PASSAGE FOURNI
::::::::

Statuant au rescisoire, la Cour d’appel a rejeté les moyens des demandeurs en cassation tirés du défaut d’intérêt et de qualité à agir dans le chef du liquidateur de la société X), a déclaré irrecevables les demandes de D) tendant à voir prononcer la nullité, sinon la résolution des contrats conclus avec la société X) avec allocation de dommages-intérêts, a dit non fondée la demande de D) tendant à voir déclarer nul et non avenu l’article 9 des contrats de prêt et a confirmé le jugement entrepris en ce qu’il avait condamné D) à payer un certain montant à la société X).

Sur la recevabilité du pourvoi qui est contestée Les défenderesses en cassation concluent à l’irrecevabilité du pourvoi pour tardiveté.

Aux termes de l’article 7 de la loi modifiée du 18 février 1885 sur les pourvois et la procédure en cassation, le délai pour l’introduction du pourvoi en cassation, qui court contre les arrêts contradictoires du jour de la signification ou de la notification à personne ou à domicile, est de deux mois pour le demandeur en cassation qui demeure dans le Grand-Duché.

Celui qui demeure hors du Grand-Duché a, pour introduire le recours en cassation, outre ce délai de deux mois, le délai prévu à l’article 167 du Nouveau code de procédure civile.

Les demandeurs en cassation étant établis en France, le délai de l’article 7 de la loi modifiée du 18 février 1885, précitée, est augmenté de 15 jours.

Dans le cadre de la liquidation de la société X), les demandeurs en cassation avaient, dans leur déclaration de créance, élu domicile en l’étude d’un avocat.

Par jugement du 29 juin 2009, complétant le mode de liquidation judiciaire de la société X), le tribunal d’arrondissement avait déclaré « applicable l’alinéa 1 de l’article 499 du Code de commerce suivant lequel la déclaration de créance contiendra pour tout créancier non domicilié dans la commune où siège le tribunal élection de domicile dans cette commune et que le liquidateur pourra valablement faire procéder à toutes significations au domicile élu et non au domicile réel des créanciers produisants ».

::::::::

INFORMATIONS FOURNIES
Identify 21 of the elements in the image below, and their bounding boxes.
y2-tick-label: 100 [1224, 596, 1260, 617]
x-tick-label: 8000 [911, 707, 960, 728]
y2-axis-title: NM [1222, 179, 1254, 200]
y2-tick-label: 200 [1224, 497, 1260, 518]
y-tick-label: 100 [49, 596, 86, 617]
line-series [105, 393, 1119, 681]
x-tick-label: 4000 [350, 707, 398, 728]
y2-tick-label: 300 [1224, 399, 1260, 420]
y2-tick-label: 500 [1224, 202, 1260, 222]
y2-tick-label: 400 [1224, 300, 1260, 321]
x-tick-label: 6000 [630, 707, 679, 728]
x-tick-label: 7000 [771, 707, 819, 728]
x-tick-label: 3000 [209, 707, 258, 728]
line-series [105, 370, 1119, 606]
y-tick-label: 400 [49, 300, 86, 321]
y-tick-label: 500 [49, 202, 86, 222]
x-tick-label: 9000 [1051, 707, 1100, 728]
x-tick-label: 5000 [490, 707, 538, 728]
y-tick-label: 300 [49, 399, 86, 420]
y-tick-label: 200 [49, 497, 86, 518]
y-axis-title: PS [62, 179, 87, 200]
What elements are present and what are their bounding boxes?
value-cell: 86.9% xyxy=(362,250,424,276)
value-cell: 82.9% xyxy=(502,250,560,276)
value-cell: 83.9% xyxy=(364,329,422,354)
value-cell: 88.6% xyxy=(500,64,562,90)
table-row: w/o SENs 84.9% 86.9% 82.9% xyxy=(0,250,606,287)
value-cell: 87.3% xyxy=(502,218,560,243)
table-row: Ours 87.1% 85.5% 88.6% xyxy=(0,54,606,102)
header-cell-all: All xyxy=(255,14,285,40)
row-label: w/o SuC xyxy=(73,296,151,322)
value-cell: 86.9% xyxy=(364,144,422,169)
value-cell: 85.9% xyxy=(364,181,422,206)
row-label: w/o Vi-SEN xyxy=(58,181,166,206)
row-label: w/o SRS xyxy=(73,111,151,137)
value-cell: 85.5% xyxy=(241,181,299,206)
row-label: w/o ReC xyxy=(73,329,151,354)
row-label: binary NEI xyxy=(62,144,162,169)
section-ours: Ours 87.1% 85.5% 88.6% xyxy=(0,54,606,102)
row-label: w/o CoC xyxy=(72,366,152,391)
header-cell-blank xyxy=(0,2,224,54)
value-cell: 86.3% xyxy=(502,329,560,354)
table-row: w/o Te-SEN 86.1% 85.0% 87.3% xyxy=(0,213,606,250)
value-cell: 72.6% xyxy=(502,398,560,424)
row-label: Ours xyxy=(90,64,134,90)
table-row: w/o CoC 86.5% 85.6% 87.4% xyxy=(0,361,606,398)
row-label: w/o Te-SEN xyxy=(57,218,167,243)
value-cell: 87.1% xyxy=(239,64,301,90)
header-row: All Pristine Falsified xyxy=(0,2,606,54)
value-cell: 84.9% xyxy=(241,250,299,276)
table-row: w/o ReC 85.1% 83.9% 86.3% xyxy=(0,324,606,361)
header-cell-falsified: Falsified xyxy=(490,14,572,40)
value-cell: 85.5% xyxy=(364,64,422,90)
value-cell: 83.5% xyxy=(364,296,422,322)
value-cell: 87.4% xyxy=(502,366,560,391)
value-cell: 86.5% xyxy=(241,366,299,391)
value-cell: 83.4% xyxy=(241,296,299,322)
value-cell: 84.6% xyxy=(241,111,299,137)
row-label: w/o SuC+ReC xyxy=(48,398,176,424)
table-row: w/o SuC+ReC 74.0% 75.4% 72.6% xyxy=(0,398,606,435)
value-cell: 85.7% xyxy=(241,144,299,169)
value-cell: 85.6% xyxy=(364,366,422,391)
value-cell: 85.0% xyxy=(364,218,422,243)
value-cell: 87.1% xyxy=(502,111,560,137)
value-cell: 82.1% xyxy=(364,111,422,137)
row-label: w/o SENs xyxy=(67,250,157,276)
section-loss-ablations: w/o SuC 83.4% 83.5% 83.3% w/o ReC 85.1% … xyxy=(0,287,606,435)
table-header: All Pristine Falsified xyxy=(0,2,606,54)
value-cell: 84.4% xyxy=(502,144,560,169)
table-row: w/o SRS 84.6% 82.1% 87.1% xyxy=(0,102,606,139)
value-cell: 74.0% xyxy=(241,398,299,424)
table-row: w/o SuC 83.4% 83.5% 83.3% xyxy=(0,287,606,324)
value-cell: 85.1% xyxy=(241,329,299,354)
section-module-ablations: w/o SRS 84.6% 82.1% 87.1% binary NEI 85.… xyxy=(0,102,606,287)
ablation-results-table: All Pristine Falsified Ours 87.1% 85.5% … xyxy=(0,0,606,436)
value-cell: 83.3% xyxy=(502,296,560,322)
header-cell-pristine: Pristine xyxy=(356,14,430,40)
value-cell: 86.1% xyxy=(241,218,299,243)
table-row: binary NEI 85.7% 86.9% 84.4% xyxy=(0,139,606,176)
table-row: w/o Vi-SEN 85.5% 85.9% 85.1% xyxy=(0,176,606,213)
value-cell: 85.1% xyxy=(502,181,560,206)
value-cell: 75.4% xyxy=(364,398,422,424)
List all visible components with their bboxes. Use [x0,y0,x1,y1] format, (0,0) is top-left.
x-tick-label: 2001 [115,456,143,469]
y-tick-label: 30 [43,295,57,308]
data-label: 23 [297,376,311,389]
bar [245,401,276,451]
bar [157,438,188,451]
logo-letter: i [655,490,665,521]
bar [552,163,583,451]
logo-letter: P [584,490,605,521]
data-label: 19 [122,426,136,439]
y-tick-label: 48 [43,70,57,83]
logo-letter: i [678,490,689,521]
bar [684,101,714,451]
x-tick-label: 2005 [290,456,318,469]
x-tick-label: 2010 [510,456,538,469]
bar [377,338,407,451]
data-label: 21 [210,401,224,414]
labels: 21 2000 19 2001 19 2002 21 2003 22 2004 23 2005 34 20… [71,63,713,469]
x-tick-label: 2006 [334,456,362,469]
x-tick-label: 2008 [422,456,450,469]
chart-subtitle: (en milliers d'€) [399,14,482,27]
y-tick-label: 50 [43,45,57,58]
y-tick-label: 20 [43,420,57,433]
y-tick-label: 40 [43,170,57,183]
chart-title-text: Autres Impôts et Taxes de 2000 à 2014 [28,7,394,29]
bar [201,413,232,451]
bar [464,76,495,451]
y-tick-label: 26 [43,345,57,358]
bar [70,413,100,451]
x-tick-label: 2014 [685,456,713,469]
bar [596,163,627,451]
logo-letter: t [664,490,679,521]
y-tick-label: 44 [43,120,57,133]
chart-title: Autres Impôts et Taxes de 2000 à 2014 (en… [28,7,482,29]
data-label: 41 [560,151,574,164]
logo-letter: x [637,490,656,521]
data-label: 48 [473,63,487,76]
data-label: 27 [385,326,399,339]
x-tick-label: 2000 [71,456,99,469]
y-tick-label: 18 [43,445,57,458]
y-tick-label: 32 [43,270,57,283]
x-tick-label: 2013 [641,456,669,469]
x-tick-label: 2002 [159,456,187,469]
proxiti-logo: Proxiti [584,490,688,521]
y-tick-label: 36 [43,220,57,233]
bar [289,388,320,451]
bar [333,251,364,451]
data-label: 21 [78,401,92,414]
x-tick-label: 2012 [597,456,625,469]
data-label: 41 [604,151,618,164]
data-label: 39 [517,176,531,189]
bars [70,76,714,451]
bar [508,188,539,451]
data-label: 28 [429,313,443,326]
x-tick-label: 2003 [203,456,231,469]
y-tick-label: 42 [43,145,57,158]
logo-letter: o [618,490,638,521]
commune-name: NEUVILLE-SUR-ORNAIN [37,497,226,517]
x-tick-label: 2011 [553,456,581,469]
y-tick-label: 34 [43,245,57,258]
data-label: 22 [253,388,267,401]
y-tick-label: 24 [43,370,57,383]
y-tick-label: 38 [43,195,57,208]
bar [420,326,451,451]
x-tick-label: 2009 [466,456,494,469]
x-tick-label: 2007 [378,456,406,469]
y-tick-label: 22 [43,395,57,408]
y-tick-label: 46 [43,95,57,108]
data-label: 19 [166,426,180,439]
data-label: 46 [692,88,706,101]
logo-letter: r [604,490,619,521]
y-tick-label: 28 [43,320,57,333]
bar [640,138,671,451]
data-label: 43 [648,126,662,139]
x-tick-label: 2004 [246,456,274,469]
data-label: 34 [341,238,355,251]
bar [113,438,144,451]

::::::::

Poursuivez le passage sur la recevabilité du pourvoi en cassation à partir de sa dernière phrase. Les enregistrements n'interviennent en rien ici.

L’arrêt attaqué a été signifié le 9 février 2018 par le liquidateur de la société X), non au domicile élu en l’étude de l’avocat désigné dans la déclaration de créance, mais en l’étude du mandataire ayant occupé pour les demandeurs en cassation en instance d’appel, la constitution d’avocat emportant élection de domicile en son étude.

Le remplacement du mandataire a impliqué le transfert du mandat avec, en conséquence, la continuation de l’élection de domicile, contenue dans la déclaration de créance aux fins de satisfaire à l’exigence posée par l’article 499, alinéa 1, du Code de commerce pour toutes les significations à intervenir au cours des procédures subséquentes, en l’étude du mandataire nouvellement constitué.

La date du 9 février 2018 est partant à retenir comme étant la date de la signification ayant fait courir le délai endéans lequel les demandeurs en cassation devaient introduire leur pourvoi en cassation. Par conséquent, le pourvoi introduit par un mémoire signifié le 6 janvier 2020 et déposé au greffe de la Cour le 25 février 2020, l’a été en dehors du délai légal.

Il en suit que le pourvoi est irrecevable.

Sur les demandes en allocation d’une indemnité de procédure Les demandeurs en cassation étant à condamner aux dépens de l’instance en cassation, leur demande en allocation d’une indemnité de procédure est à rejeter.

Il serait inéquitable de laisser à charge des défenderesses en cassation l’intégralité des frais exposés non compris dans les dépens. Il convient d’allouer à chacune d’elles une indemnité de procédure de 1.250 euros.

PAR CES MOTIFS, la Cour de cassation :

déclare le pourvoi irrecevable ;

rejette la demande des demandeurs en cassation en allocation d’une indemnité de procédure ;

condamne les demandeurs en cassation in solidum à payer à chacune des défenderesses en cassation une indemnité de procédure de 1.250 euros ;

les condamne aux dépens de l’instance en cassation.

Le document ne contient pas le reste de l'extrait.